#### [INSTRUÇÕES DA TAREFA]
Responda às perguntas abaixo sobre o texto do coronavírus e da desigualdade.
(a) Para onde vai passar o mediatismo daqui por algum tempo?
(b) Quantas pessoas vão continuar a passar fome todos os dias?
(c) Que parte da população mundial vai continuar a ter mais do dobro da riqueza de quase 7 mil milhões de pessoas?

===== TEXTO PARA ANÁLISE

Hoje, o novo coronavírus ocupa, justificadamente, o espaço mediático. Daqui por algum tempo, o mediatismo transitará para a forte crise económica e social que aí vem. E quando a poeira desta assentar, temo que assuntos de interesse ou utilidade duvidosa voltem, novamente, a ocupar o espaço mediático e a agenda política e económica.
Mas como, se mais de 800 milhões de pessoas continuarão a passar fome diariamente, e milhares morrerão, enquanto o número de obesos não para de aumentar nos países mais ricos?
Como, se 1% da população mundial continuará a ter mais do dobro da riqueza do que quase 7 mil milhões de pessoas, mantendo-se uma inaceitável e insustentável desigualdade social?
Como, se prostituição, pornografia, armamento, álcool, jogo e tráfico de pessoas, continuarão entre as indústrias ou atividades económicas que mais dinheiro movimentam no mundo?

==========
===== DADOS FORNECIDOS

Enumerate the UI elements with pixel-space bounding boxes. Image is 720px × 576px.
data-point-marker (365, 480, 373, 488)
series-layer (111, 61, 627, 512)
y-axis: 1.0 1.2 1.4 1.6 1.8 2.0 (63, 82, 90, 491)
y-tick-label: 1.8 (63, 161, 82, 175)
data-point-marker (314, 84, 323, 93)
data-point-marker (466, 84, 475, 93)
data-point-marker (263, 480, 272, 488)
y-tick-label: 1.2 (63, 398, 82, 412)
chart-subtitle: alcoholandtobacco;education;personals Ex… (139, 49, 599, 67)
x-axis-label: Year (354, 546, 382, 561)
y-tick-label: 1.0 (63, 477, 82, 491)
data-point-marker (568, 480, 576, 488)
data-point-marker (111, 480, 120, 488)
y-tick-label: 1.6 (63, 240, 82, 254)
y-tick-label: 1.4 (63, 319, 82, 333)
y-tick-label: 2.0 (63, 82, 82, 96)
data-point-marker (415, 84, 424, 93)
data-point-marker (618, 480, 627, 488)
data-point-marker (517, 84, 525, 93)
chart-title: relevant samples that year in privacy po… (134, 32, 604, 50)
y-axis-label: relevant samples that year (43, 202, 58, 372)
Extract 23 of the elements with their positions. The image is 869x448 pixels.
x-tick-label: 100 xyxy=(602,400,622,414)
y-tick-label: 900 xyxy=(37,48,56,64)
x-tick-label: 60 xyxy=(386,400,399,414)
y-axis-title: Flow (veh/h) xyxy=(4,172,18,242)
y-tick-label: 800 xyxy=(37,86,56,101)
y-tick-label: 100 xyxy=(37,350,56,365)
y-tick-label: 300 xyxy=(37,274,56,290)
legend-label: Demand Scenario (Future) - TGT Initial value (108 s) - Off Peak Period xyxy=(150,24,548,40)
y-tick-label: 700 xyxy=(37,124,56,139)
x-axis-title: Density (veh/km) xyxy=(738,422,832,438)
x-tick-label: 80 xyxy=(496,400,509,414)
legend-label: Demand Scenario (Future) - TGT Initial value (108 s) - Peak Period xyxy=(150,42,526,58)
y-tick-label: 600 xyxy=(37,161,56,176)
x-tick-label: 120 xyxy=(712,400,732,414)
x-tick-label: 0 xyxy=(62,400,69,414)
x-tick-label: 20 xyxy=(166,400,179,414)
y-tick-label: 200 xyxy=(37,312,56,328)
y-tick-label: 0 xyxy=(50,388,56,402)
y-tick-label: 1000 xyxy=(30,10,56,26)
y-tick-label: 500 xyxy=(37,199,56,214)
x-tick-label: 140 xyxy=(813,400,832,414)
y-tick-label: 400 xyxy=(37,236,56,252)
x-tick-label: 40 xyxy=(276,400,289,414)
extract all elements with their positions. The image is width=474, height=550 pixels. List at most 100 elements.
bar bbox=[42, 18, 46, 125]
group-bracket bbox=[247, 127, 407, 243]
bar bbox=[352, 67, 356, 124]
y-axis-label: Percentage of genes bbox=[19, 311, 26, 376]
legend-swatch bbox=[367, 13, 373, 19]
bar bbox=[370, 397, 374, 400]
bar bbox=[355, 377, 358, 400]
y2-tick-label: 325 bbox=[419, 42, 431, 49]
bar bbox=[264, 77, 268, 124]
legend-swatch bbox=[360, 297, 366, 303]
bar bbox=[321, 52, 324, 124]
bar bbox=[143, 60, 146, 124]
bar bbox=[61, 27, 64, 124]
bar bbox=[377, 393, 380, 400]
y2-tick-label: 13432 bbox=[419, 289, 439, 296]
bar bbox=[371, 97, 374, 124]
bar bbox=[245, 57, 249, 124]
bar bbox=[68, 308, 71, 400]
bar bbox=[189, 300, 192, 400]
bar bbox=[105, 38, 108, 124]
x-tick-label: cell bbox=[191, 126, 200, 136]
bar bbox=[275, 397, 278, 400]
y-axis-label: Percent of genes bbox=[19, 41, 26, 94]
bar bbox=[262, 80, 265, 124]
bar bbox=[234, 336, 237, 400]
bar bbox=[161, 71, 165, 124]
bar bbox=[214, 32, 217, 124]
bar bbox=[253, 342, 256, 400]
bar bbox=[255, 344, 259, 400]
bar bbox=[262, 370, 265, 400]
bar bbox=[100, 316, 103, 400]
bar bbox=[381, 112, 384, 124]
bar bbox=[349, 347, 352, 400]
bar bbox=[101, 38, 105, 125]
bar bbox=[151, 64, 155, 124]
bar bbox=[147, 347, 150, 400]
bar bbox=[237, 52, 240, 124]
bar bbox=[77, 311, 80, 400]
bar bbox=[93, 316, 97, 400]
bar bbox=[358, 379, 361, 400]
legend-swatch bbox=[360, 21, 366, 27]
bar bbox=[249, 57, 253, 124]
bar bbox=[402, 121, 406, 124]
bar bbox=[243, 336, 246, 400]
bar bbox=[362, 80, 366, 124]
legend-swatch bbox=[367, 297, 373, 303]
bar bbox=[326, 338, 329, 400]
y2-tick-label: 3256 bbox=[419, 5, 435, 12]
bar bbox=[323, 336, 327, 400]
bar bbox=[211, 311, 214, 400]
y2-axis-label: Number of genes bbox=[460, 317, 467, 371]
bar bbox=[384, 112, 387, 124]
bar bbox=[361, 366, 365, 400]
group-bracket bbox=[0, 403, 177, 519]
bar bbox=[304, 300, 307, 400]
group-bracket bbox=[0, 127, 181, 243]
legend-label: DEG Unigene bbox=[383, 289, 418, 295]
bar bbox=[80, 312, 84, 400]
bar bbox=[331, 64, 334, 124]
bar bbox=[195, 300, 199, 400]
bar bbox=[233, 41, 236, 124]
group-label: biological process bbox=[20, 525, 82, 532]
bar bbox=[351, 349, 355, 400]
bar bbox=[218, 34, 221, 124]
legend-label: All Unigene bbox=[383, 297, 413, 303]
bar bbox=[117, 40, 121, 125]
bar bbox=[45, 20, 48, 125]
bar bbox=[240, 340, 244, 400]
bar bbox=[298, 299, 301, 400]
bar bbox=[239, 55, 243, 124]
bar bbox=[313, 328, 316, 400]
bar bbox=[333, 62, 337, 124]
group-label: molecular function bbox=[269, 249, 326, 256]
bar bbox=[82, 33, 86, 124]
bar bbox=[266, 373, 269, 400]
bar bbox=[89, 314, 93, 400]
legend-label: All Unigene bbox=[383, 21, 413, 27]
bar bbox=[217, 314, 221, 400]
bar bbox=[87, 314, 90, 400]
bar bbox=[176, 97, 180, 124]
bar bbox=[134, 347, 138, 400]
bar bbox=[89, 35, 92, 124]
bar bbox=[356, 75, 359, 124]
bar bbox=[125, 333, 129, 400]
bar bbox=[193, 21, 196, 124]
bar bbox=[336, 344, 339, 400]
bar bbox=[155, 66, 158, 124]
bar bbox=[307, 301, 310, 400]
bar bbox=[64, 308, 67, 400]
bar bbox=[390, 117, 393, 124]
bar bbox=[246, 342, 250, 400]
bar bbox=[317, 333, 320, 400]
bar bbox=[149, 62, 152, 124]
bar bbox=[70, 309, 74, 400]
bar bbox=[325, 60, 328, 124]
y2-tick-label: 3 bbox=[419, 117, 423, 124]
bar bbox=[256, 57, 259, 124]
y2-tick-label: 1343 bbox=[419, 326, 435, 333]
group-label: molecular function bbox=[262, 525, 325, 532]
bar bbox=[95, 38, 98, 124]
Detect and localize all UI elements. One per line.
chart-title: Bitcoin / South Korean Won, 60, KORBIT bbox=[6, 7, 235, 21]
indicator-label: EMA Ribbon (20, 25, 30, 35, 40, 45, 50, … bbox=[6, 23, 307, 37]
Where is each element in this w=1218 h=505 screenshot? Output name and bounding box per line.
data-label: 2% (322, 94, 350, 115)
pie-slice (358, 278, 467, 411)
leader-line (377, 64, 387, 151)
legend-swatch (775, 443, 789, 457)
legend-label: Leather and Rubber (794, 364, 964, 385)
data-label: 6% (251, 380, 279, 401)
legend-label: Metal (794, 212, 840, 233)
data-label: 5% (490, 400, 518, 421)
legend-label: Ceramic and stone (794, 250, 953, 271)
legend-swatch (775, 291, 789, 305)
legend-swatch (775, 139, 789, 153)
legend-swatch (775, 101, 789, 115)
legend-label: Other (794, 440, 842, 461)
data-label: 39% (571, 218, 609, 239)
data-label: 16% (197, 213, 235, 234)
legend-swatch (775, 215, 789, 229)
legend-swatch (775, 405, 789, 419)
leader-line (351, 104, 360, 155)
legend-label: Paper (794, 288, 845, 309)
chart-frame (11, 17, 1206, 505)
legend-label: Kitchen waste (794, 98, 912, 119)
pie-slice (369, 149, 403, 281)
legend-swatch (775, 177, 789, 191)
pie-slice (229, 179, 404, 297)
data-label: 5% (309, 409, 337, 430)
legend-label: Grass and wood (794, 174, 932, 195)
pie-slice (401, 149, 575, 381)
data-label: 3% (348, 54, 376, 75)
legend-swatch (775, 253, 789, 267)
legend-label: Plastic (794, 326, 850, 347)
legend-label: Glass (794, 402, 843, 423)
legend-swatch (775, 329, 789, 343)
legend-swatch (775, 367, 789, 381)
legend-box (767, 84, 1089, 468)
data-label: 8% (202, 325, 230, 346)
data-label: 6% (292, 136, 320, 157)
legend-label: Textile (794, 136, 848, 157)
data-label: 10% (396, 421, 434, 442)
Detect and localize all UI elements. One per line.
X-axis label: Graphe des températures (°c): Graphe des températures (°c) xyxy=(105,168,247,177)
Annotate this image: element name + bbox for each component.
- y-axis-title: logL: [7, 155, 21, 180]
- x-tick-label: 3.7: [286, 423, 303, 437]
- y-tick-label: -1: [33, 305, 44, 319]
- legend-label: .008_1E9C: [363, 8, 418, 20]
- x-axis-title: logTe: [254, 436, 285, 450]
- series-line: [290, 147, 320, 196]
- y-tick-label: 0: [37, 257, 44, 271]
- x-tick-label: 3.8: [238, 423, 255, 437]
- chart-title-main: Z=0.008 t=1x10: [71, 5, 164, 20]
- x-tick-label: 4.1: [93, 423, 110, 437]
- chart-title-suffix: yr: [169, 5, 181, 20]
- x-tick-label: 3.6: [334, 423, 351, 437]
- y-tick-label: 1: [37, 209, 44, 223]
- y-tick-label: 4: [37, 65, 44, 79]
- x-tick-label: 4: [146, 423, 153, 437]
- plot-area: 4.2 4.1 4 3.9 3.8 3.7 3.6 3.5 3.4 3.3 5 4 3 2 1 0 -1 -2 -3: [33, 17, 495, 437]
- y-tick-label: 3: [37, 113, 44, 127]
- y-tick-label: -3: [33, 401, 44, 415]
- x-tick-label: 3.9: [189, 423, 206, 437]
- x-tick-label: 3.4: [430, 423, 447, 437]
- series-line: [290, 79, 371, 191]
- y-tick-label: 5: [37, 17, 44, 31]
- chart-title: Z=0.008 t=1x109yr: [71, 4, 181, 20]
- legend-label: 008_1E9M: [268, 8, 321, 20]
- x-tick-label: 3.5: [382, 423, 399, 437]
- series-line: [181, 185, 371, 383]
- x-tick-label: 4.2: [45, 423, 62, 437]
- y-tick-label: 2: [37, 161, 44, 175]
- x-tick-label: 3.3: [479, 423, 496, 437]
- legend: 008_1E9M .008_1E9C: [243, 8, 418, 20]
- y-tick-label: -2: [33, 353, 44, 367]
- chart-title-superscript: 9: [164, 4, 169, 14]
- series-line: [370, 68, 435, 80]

==========

#### [RESPOSTA ESCRITA]
(a) Para a forte crise económica e social que aí vem.
(b) Mais de 800 milhões de pessoas.
(c) 1% da população mundial.